[Given request]:
Would you retype all of these records exactly?
>> Start Dataset
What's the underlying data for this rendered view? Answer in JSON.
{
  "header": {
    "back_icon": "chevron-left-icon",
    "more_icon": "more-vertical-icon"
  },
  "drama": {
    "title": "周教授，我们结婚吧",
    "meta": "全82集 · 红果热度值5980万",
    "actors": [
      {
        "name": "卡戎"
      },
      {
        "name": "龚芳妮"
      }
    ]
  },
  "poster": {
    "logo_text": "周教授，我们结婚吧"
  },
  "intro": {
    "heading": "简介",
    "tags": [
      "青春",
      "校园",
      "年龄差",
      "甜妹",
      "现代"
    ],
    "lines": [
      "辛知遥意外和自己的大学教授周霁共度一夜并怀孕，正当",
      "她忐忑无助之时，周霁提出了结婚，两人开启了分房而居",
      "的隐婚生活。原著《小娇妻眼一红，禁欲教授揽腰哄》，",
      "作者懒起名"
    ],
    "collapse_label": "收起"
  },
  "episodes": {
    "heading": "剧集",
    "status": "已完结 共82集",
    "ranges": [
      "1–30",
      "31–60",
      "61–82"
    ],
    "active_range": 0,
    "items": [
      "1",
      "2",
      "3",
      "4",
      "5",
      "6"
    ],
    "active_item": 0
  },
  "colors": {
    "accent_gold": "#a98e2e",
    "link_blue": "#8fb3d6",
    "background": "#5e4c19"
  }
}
>> End Dataset
[Task solution]:
What's the underlying data for this rendered view? Answer in JSON.
{
  "header": {
    "back_icon": "chevron-left-icon",
    "more_icon": "more-vertical-icon"
  },
  "drama": {
    "title": "周教授，我们结婚吧",
    "meta": "全82集 · 红果热度值5980万",
    "actors": [
      {
        "name": "卡戎"
      },
      {
        "name": "龚芳妮"
      }
    ]
  },
  "poster": {
    "logo_text": "周教授，我们结婚吧"
  },
  "intro": {
    "heading": "简介",
    "tags": [
      "青春",
      "校园",
      "年龄差",
      "甜妹",
      "现代"
    ],
    "lines": [
      "辛知遥意外和自己的大学教授周霁共度一夜并怀孕，正当",
      "她忐忑无助之时，周霁提出了结婚，两人开启了分房而居",
      "的隐婚生活。原著《小娇妻眼一红，禁欲教授揽腰哄》，",
      "作者懒起名"
    ],
    "collapse_label": "收起"
  },
  "episodes": {
    "heading": "剧集",
    "status": "已完结 共82集",
    "ranges": [
      "1–30",
      "31–60",
      "61–82"
    ],
    "active_range": 0,
    "items": [
      "1",
      "2",
      "3",
      "4",
      "5",
      "6"
    ],
    "active_item": 0
  },
  "colors": {
    "accent_gold": "#a98e2e",
    "link_blue": "#8fb3d6",
    "background": "#5e4c19"
  }
}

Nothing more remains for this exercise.